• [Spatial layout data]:
****************************************

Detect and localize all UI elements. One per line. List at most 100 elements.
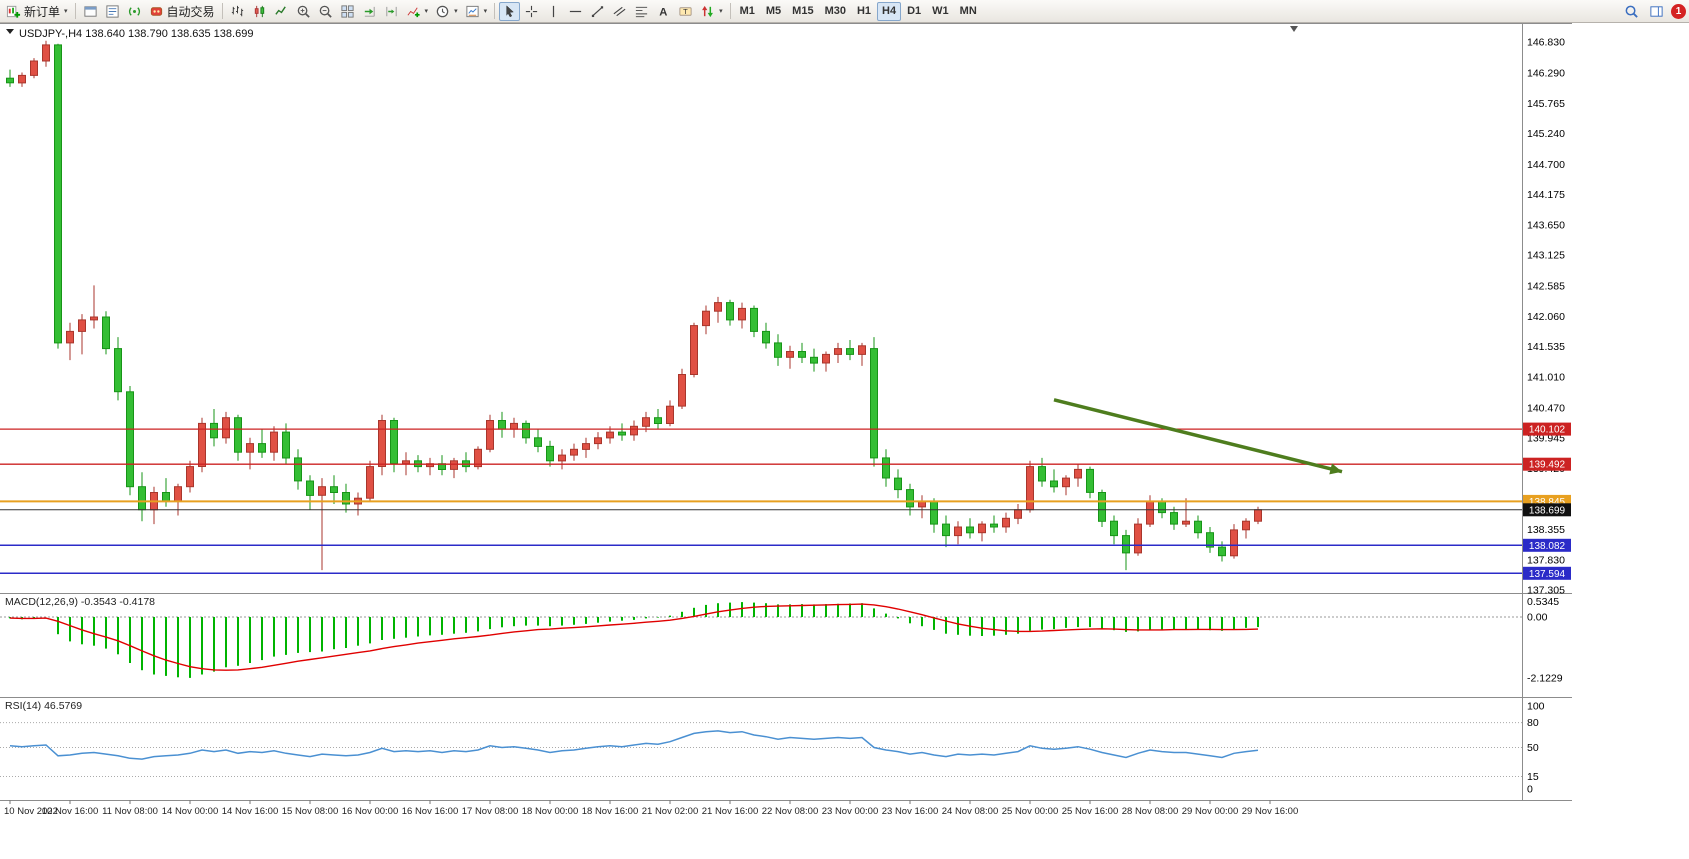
zoom-in-button[interactable] <box>293 2 314 21</box>
notification-badge[interactable]: 1 <box>1671 3 1686 19</box>
svg-text:145.240: 145.240 <box>1527 128 1565 140</box>
timeframe-m15[interactable]: M15 <box>787 2 818 21</box>
svg-text:23 Nov 16:00: 23 Nov 16:00 <box>882 806 939 817</box>
tile-windows-button[interactable] <box>337 2 358 21</box>
signals-button[interactable] <box>124 2 145 21</box>
svg-text:RSI(14) 46.5769: RSI(14) 46.5769 <box>5 700 82 712</box>
svg-text:0.00: 0.00 <box>1527 612 1548 624</box>
horizontal-line-icon <box>569 10 582 12</box>
zoom-out-button[interactable] <box>315 2 336 21</box>
auto-trading-icon <box>150 6 162 16</box>
candlestick-icon <box>254 5 264 17</box>
cursor-icon <box>506 4 514 17</box>
template-icon <box>465 5 479 17</box>
chart-shift-button[interactable] <box>381 2 402 21</box>
svg-text:24 Nov 08:00: 24 Nov 08:00 <box>942 806 999 817</box>
toolbar-separator <box>221 3 223 19</box>
periods-button[interactable]: ▾ <box>432 2 461 21</box>
candlestick-chart-button[interactable] <box>249 2 270 21</box>
bar-chart-button[interactable] <box>227 2 248 21</box>
svg-text:50: 50 <box>1527 742 1539 754</box>
svg-text:137.305: 137.305 <box>1527 584 1565 596</box>
current-price-line: 138.699 <box>0 503 1571 517</box>
bar-chart-icon <box>231 5 243 16</box>
new-order-button[interactable]: 新订单 ▾ <box>3 2 71 21</box>
svg-text:18 Nov 16:00: 18 Nov 16:00 <box>582 806 639 817</box>
new-order-label: 新订单 <box>24 4 61 19</box>
svg-text:17 Nov 08:00: 17 Nov 08:00 <box>462 806 519 817</box>
trend-arrow[interactable] <box>1053 398 1343 475</box>
svg-text:21 Nov 16:00: 21 Nov 16:00 <box>702 806 759 817</box>
timeframe-m5[interactable]: M5 <box>761 2 786 21</box>
channel-tool-button[interactable] <box>609 2 630 21</box>
templates-button[interactable]: ▾ <box>462 2 491 21</box>
chart-canvas[interactable]: 146.830 146.290 145.765 145.240 144.700 144.1… <box>0 23 1689 859</box>
svg-text:138.699: 138.699 <box>1529 505 1566 516</box>
indicators-button[interactable]: ▾ <box>403 2 432 21</box>
charts-window-button[interactable] <box>80 2 101 21</box>
timeframe-m1[interactable]: M1 <box>735 2 760 21</box>
fibonacci-tool-button[interactable] <box>631 2 652 21</box>
text-tool-button[interactable]: A <box>653 2 674 21</box>
chevron-down-icon: ▾ <box>454 8 458 15</box>
channel-icon <box>613 6 626 16</box>
toolbar-separator <box>494 3 496 19</box>
svg-text:T: T <box>683 7 688 16</box>
crosshair-icon <box>525 5 538 17</box>
vertical-line-tool-button[interactable] <box>543 2 564 21</box>
timeframe-mn[interactable]: MN <box>955 2 982 21</box>
market-watch-icon <box>105 4 119 18</box>
chart-shift-icon <box>385 6 397 16</box>
svg-text:143.125: 143.125 <box>1527 250 1565 262</box>
search-button[interactable] <box>1621 2 1642 21</box>
chevron-down-icon: ▾ <box>424 8 429 15</box>
timeframe-m30[interactable]: M30 <box>820 2 851 21</box>
community-button[interactable] <box>1646 2 1667 21</box>
toolbar-separator <box>74 3 76 19</box>
svg-text:141.535: 141.535 <box>1527 341 1565 353</box>
label-icon: T <box>679 7 692 16</box>
text-icon: A <box>659 6 667 18</box>
arrows-icon <box>702 5 714 17</box>
svg-text:25 Nov 16:00: 25 Nov 16:00 <box>1062 806 1119 817</box>
svg-text:15 Nov 08:00: 15 Nov 08:00 <box>282 806 339 817</box>
line-chart-button[interactable] <box>271 2 292 21</box>
svg-text:-2.1229: -2.1229 <box>1527 672 1563 684</box>
market-watch-button[interactable] <box>102 2 123 21</box>
timeframe-w1[interactable]: W1 <box>927 2 954 21</box>
fibonacci-icon <box>635 6 648 17</box>
svg-text:144.700: 144.700 <box>1527 159 1565 171</box>
horizontal-line-tool-button[interactable] <box>565 2 586 21</box>
svg-text:22 Nov 08:00: 22 Nov 08:00 <box>762 806 819 817</box>
auto-scroll-icon <box>364 6 375 17</box>
chart-shift-marker[interactable] <box>1290 26 1298 32</box>
chevron-down-icon: ▾ <box>719 8 723 15</box>
svg-text:14 Nov 16:00: 14 Nov 16:00 <box>222 806 279 817</box>
svg-text:100: 100 <box>1527 701 1545 713</box>
crosshair-tool-button[interactable] <box>521 2 542 21</box>
trendline-tool-button[interactable] <box>587 2 608 21</box>
svg-text:MACD(12,26,9) -0.3543 -0.4178: MACD(12,26,9) -0.3543 -0.4178 <box>5 596 155 608</box>
svg-text:146.290: 146.290 <box>1527 68 1565 80</box>
label-tool-button[interactable]: T <box>675 2 696 21</box>
arrows-tool-button[interactable]: ▾ <box>697 2 726 21</box>
svg-text:29 Nov 00:00: 29 Nov 00:00 <box>1182 806 1239 817</box>
timeframe-d1[interactable]: D1 <box>902 2 926 21</box>
svg-text:28 Nov 08:00: 28 Nov 08:00 <box>1122 806 1179 817</box>
auto-trading-label: 自动交易 <box>166 4 215 19</box>
price-levels[interactable]: 140.102 139.492 138.845 138.082 137.594 <box>0 422 1571 580</box>
timeframe-h1[interactable]: H1 <box>852 2 876 21</box>
auto-trading-button[interactable]: 自动交易 <box>146 2 218 21</box>
auto-scroll-button[interactable] <box>359 2 380 21</box>
svg-text:23 Nov 00:00: 23 Nov 00:00 <box>822 806 879 817</box>
svg-text:11 Nov 08:00: 11 Nov 08:00 <box>102 806 158 817</box>
vertical-line-icon <box>552 5 555 17</box>
svg-text:141.010: 141.010 <box>1527 371 1565 383</box>
svg-text:145.765: 145.765 <box>1527 98 1565 110</box>
timeframe-h4[interactable]: H4 <box>877 1 902 21</box>
candles-layer <box>6 40 1262 571</box>
cursor-tool-button[interactable] <box>499 1 521 21</box>
svg-text:142.585: 142.585 <box>1527 281 1565 293</box>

****************************************

• [THE REQUEST]: Can you copy every item above line for line, without changing a character, and leave out the pictures?

• [RIGHT ANSWER]:
Detect and localize all UI elements. One per line. List at most 100 elements.
zoom-in-button[interactable] <box>293 2 314 21</box>
notification-badge[interactable]: 1 <box>1671 3 1686 19</box>
svg-text:145.240: 145.240 <box>1527 128 1565 140</box>
timeframe-m15[interactable]: M15 <box>787 2 818 21</box>
svg-text:23 Nov 16:00: 23 Nov 16:00 <box>882 806 939 817</box>
tile-windows-button[interactable] <box>337 2 358 21</box>
signals-button[interactable] <box>124 2 145 21</box>
svg-text:RSI(14) 46.5769: RSI(14) 46.5769 <box>5 700 82 712</box>
svg-text:0.00: 0.00 <box>1527 612 1548 624</box>
horizontal-line-icon <box>569 10 582 12</box>
zoom-out-button[interactable] <box>315 2 336 21</box>
auto-trading-icon <box>150 6 162 16</box>
candlestick-icon <box>254 5 264 17</box>
cursor-icon <box>506 4 514 17</box>
template-icon <box>465 5 479 17</box>
chart-shift-button[interactable] <box>381 2 402 21</box>
svg-text:24 Nov 08:00: 24 Nov 08:00 <box>942 806 999 817</box>
toolbar-separator <box>221 3 223 19</box>
periods-button[interactable]: ▾ <box>432 2 461 21</box>
candlestick-chart-button[interactable] <box>249 2 270 21</box>
bar-chart-button[interactable] <box>227 2 248 21</box>
svg-text:50: 50 <box>1527 742 1539 754</box>
svg-text:137.305: 137.305 <box>1527 584 1565 596</box>
current-price-line: 138.699 <box>0 503 1571 517</box>
bar-chart-icon <box>231 5 243 16</box>
new-order-button[interactable]: 新订单 ▾ <box>3 2 71 21</box>
svg-text:18 Nov 16:00: 18 Nov 16:00 <box>582 806 639 817</box>
new-order-label: 新订单 <box>24 4 61 19</box>
svg-text:17 Nov 08:00: 17 Nov 08:00 <box>462 806 519 817</box>
trend-arrow[interactable] <box>1053 398 1343 475</box>
svg-text:21 Nov 16:00: 21 Nov 16:00 <box>702 806 759 817</box>
timeframe-m5[interactable]: M5 <box>761 2 786 21</box>
channel-tool-button[interactable] <box>609 2 630 21</box>
templates-button[interactable]: ▾ <box>462 2 491 21</box>
chart-canvas[interactable]: 146.830 146.290 145.765 145.240 144.700 144.1… <box>0 23 1689 859</box>
svg-text:138.699: 138.699 <box>1529 505 1566 516</box>
indicators-button[interactable]: ▾ <box>403 2 432 21</box>
charts-window-button[interactable] <box>80 2 101 21</box>
timeframe-m1[interactable]: M1 <box>735 2 760 21</box>
fibonacci-tool-button[interactable] <box>631 2 652 21</box>
text-tool-button[interactable]: A <box>653 2 674 21</box>
chevron-down-icon: ▾ <box>454 8 458 15</box>
channel-icon <box>613 6 626 16</box>
toolbar-separator <box>494 3 496 19</box>
svg-text:T: T <box>683 7 688 16</box>
crosshair-icon <box>525 5 538 17</box>
vertical-line-tool-button[interactable] <box>543 2 564 21</box>
timeframe-mn[interactable]: MN <box>955 2 982 21</box>
market-watch-icon <box>105 4 119 18</box>
chart-shift-icon <box>385 6 397 16</box>
svg-text:143.125: 143.125 <box>1527 250 1565 262</box>
search-button[interactable] <box>1621 2 1642 21</box>
chevron-down-icon: ▾ <box>424 8 429 15</box>
timeframe-m30[interactable]: M30 <box>820 2 851 21</box>
community-button[interactable] <box>1646 2 1667 21</box>
toolbar-separator <box>74 3 76 19</box>
svg-text:141.535: 141.535 <box>1527 341 1565 353</box>
label-icon: T <box>679 7 692 16</box>
text-icon: A <box>659 6 667 18</box>
arrows-icon <box>702 5 714 17</box>
svg-text:25 Nov 16:00: 25 Nov 16:00 <box>1062 806 1119 817</box>
svg-text:15 Nov 08:00: 15 Nov 08:00 <box>282 806 339 817</box>
line-chart-button[interactable] <box>271 2 292 21</box>
svg-text:-2.1229: -2.1229 <box>1527 672 1563 684</box>
market-watch-button[interactable] <box>102 2 123 21</box>
timeframe-w1[interactable]: W1 <box>927 2 954 21</box>
fibonacci-icon <box>635 6 648 17</box>
svg-text:144.700: 144.700 <box>1527 159 1565 171</box>
horizontal-line-tool-button[interactable] <box>565 2 586 21</box>
svg-text:22 Nov 08:00: 22 Nov 08:00 <box>762 806 819 817</box>
auto-scroll-icon <box>364 6 375 17</box>
chart-shift-marker[interactable] <box>1290 26 1298 32</box>
chevron-down-icon: ▾ <box>719 8 723 15</box>
svg-text:14 Nov 16:00: 14 Nov 16:00 <box>222 806 279 817</box>
svg-text:100: 100 <box>1527 701 1545 713</box>
crosshair-tool-button[interactable] <box>521 2 542 21</box>
trendline-tool-button[interactable] <box>587 2 608 21</box>
svg-text:MACD(12,26,9) -0.3543 -0.4178: MACD(12,26,9) -0.3543 -0.4178 <box>5 596 155 608</box>
svg-text:146.290: 146.290 <box>1527 68 1565 80</box>
label-tool-button[interactable]: T <box>675 2 696 21</box>
arrows-tool-button[interactable]: ▾ <box>697 2 726 21</box>
svg-text:29 Nov 00:00: 29 Nov 00:00 <box>1182 806 1239 817</box>
timeframe-d1[interactable]: D1 <box>902 2 926 21</box>
svg-text:28 Nov 08:00: 28 Nov 08:00 <box>1122 806 1179 817</box>
auto-trading-label: 自动交易 <box>166 4 215 19</box>
price-levels[interactable]: 140.102 139.492 138.845 138.082 137.594 <box>0 422 1571 580</box>
timeframe-h1[interactable]: H1 <box>852 2 876 21</box>
auto-trading-button[interactable]: 自动交易 <box>146 2 218 21</box>
auto-scroll-button[interactable] <box>359 2 380 21</box>
svg-text:23 Nov 00:00: 23 Nov 00:00 <box>822 806 879 817</box>
svg-text:11 Nov 08:00: 11 Nov 08:00 <box>102 806 158 817</box>
vertical-line-icon <box>552 5 555 17</box>
svg-text:141.010: 141.010 <box>1527 371 1565 383</box>
svg-text:145.765: 145.765 <box>1527 98 1565 110</box>
timeframe-h4[interactable]: H4 <box>877 1 902 21</box>
candles-layer <box>6 40 1262 571</box>
cursor-tool-button[interactable] <box>499 1 521 21</box>
svg-text:142.585: 142.585 <box>1527 281 1565 293</box>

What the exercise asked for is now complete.